**Problem requirements:** Pictures stay out of your copy, but everything else in the records below must be repeated exactly.

**Records for this exercise:**
— Start —

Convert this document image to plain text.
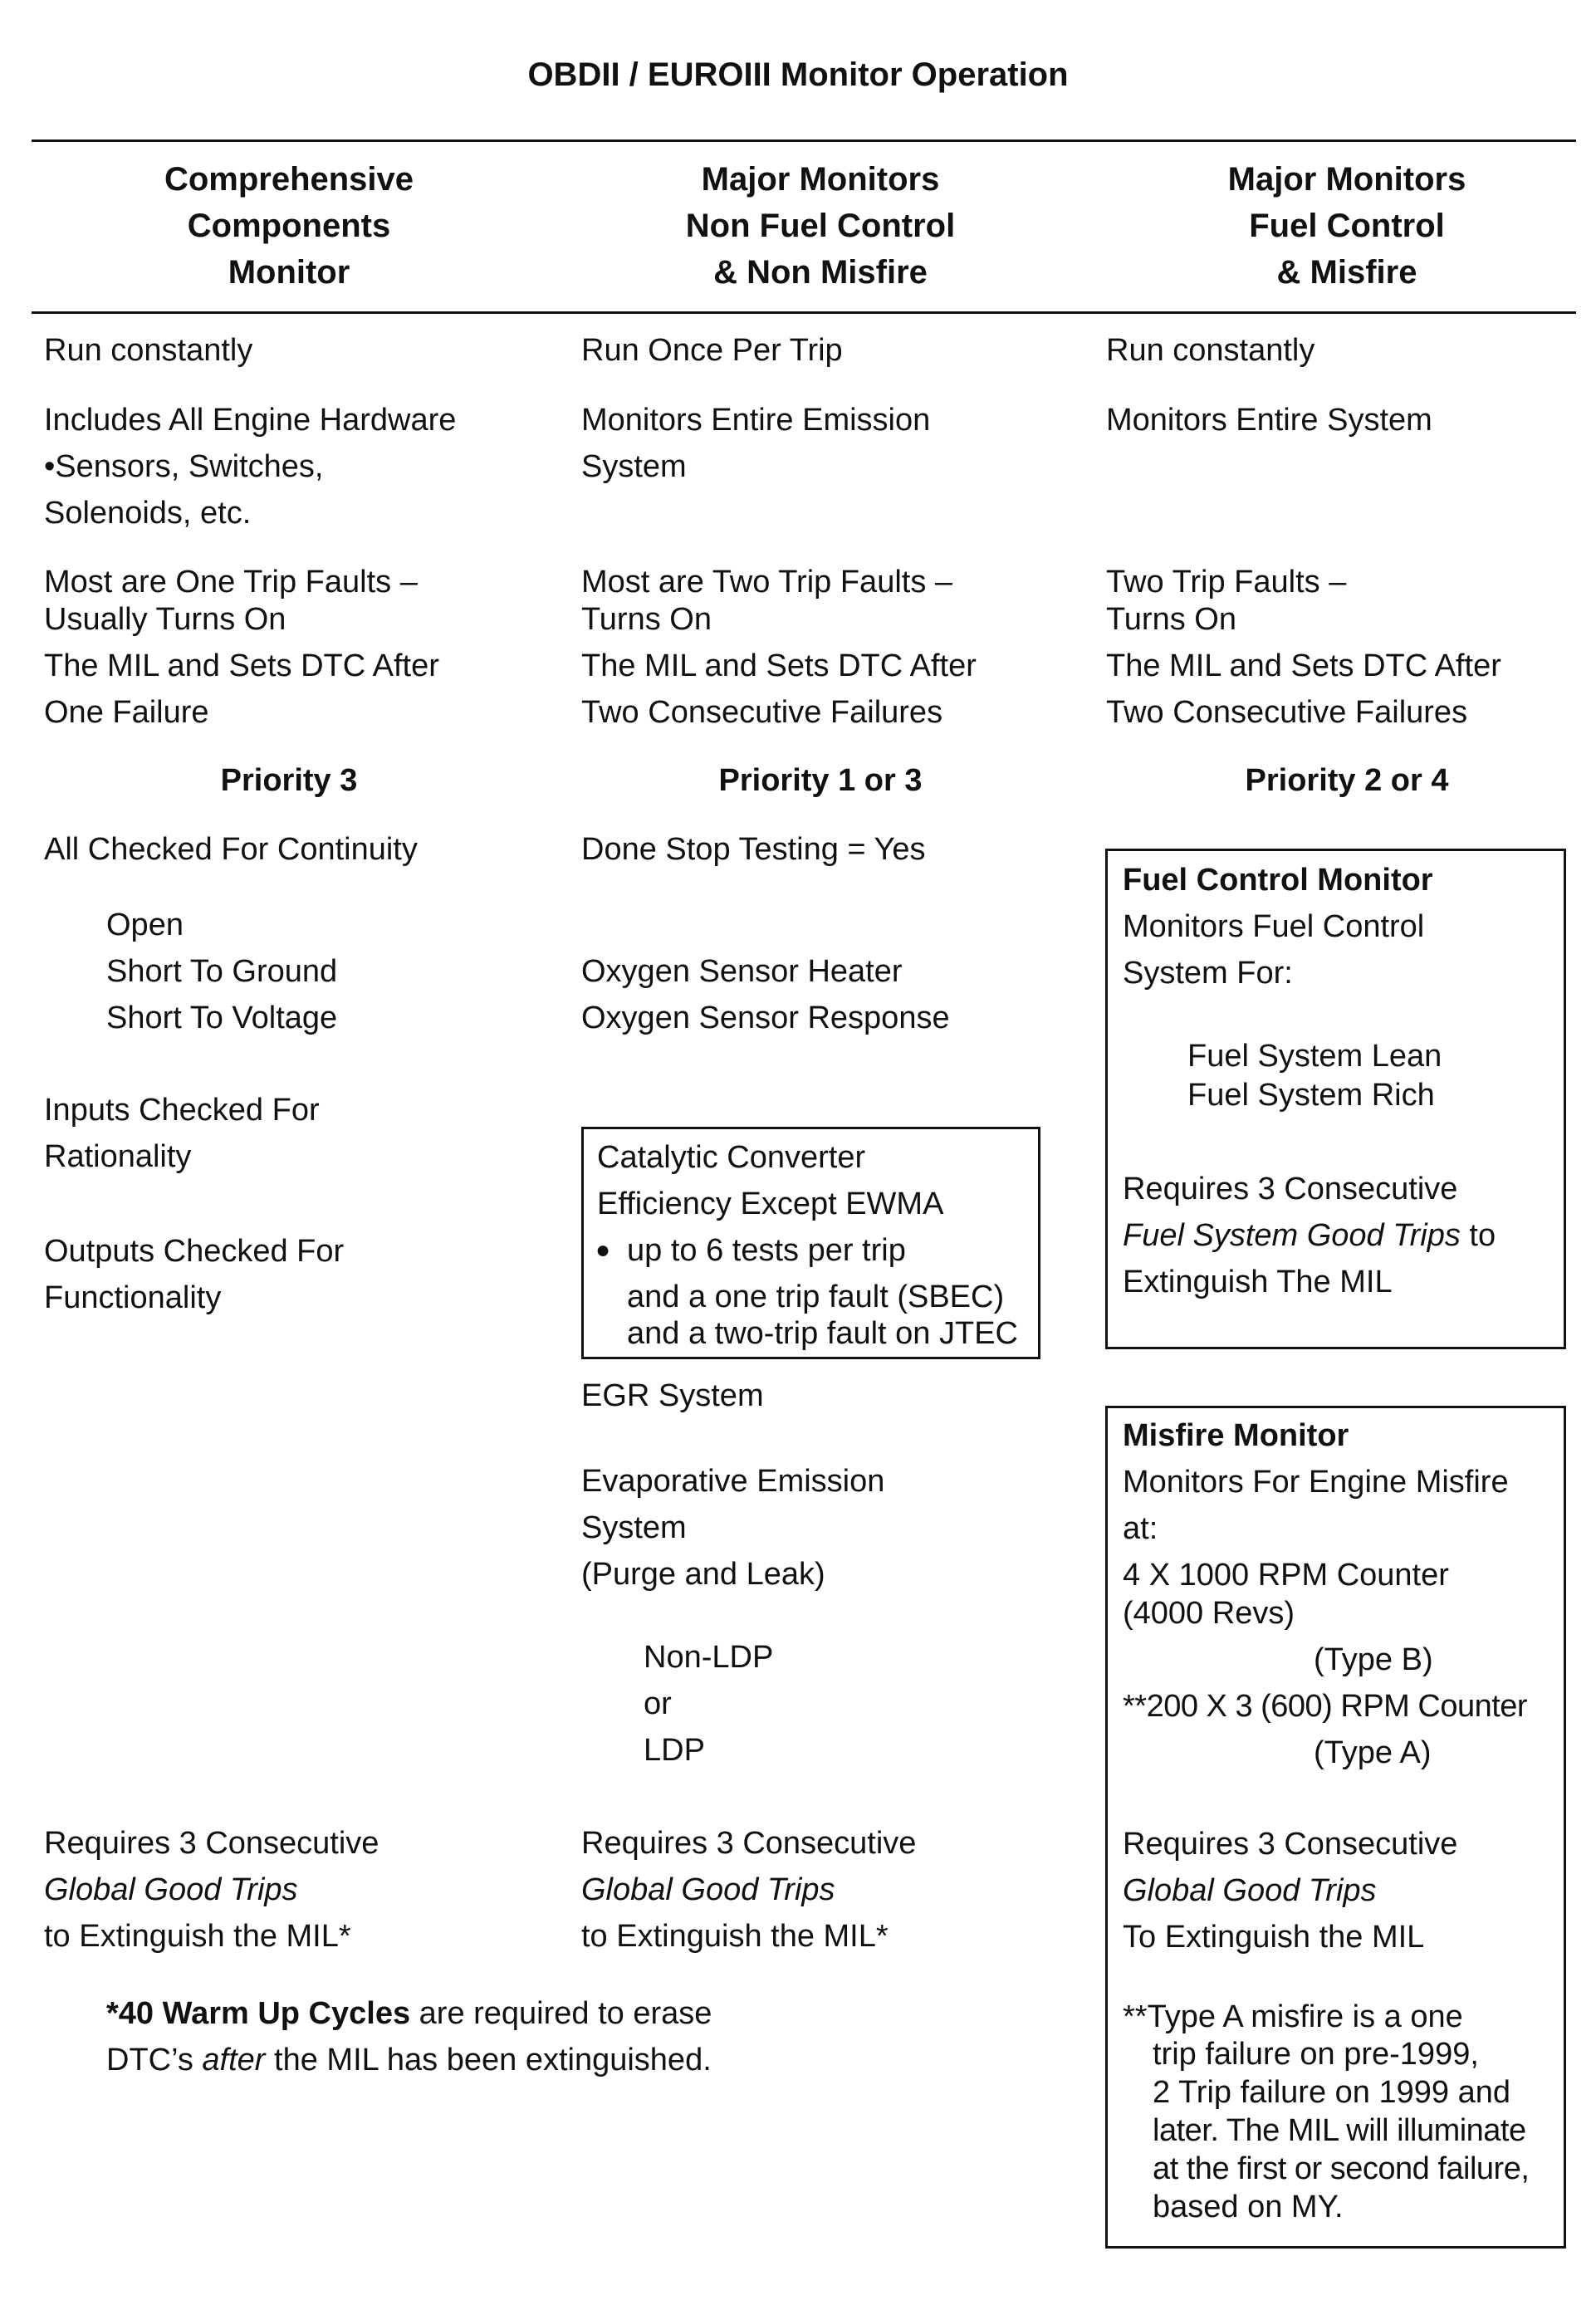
OBDII / EUROIII Monitor Operation
Comprehensive
Components
Monitor
Major Monitors
Non Fuel Control
& Non Misfire
Major Monitors
Fuel Control
& Misfire
Run constantly
Includes All Engine Hardware
•Sensors, Switches,
Solenoids, etc.
Most are One Trip Faults –
Usually Turns On
The MIL and Sets DTC After
One Failure
Priority 3
All Checked For Continuity
Open
Short To Ground
Short To Voltage
Inputs Checked For
Rationality
Outputs Checked For
Functionality
Requires 3 Consecutive
Global Good Trips
to Extinguish the MIL*
Run Once Per Trip
Monitors Entire Emission
System
Most are Two Trip Faults –
Turns On
The MIL and Sets DTC After
Two Consecutive Failures
Priority 1 or 3
Done Stop Testing = Yes
Oxygen Sensor Heater
Oxygen Sensor Response
Catalytic Converter
Efficiency Except EWMA
● up to 6 tests per trip
and a one trip fault (SBEC)
and a two-trip fault on JTEC
EGR System
Evaporative Emission
System
(Purge and Leak)
Non-LDP
or
LDP
Requires 3 Consecutive
Global Good Trips
to Extinguish the MIL*
Run constantly
Monitors Entire System
Two Trip Faults –
Turns On
The MIL and Sets DTC After
Two Consecutive Failures
Priority 2 or 4
Fuel Control Monitor
Monitors Fuel Control
System For:
Fuel System Lean
Fuel System Rich
Requires 3 Consecutive
Fuel System Good Trips to
Extinguish The MIL
Misfire Monitor
Monitors For Engine Misfire
at:
4 X 1000 RPM Counter
(4000 Revs)
(Type B)
**200 X 3 (600) RPM Counter
(Type A)
Requires 3 Consecutive
Global Good Trips
To Extinguish the MIL
**Type A misfire is a one
trip failure on pre-1999,
2 Trip failure on 1999 and
later. The MIL will illuminate
at the first or second failure,
based on MY.
*40 Warm Up Cycles are required to erase
DTC’s after the MIL has been extinguished.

— End —

**Written answer:**
Convert this document image to plain text.
OBDII / EUROIII Monitor Operation
Comprehensive
Components
Monitor
Major Monitors
Non Fuel Control
& Non Misfire
Major Monitors
Fuel Control
& Misfire
Run constantly
Includes All Engine Hardware
•Sensors, Switches,
Solenoids, etc.
Most are One Trip Faults –
Usually Turns On
The MIL and Sets DTC After
One Failure
Priority 3
All Checked For Continuity
Open
Short To Ground
Short To Voltage
Inputs Checked For
Rationality
Outputs Checked For
Functionality
Requires 3 Consecutive
Global Good Trips
to Extinguish the MIL*
Run Once Per Trip
Monitors Entire Emission
System
Most are Two Trip Faults –
Turns On
The MIL and Sets DTC After
Two Consecutive Failures
Priority 1 or 3
Done Stop Testing = Yes
Oxygen Sensor Heater
Oxygen Sensor Response
Catalytic Converter
Efficiency Except EWMA
● up to 6 tests per trip
and a one trip fault (SBEC)
and a two-trip fault on JTEC
EGR System
Evaporative Emission
System
(Purge and Leak)
Non-LDP
or
LDP
Requires 3 Consecutive
Global Good Trips
to Extinguish the MIL*
Run constantly
Monitors Entire System
Two Trip Faults –
Turns On
The MIL and Sets DTC After
Two Consecutive Failures
Priority 2 or 4
Fuel Control Monitor
Monitors Fuel Control
System For:
Fuel System Lean
Fuel System Rich
Requires 3 Consecutive
Fuel System Good Trips to
Extinguish The MIL
Misfire Monitor
Monitors For Engine Misfire
at:
4 X 1000 RPM Counter
(4000 Revs)
(Type B)
**200 X 3 (600) RPM Counter
(Type A)
Requires 3 Consecutive
Global Good Trips
To Extinguish the MIL
**Type A misfire is a one
trip failure on pre-1999,
2 Trip failure on 1999 and
later. The MIL will illuminate
at the first or second failure,
based on MY.
*40 Warm Up Cycles are required to erase
DTC’s after the MIL has been extinguished.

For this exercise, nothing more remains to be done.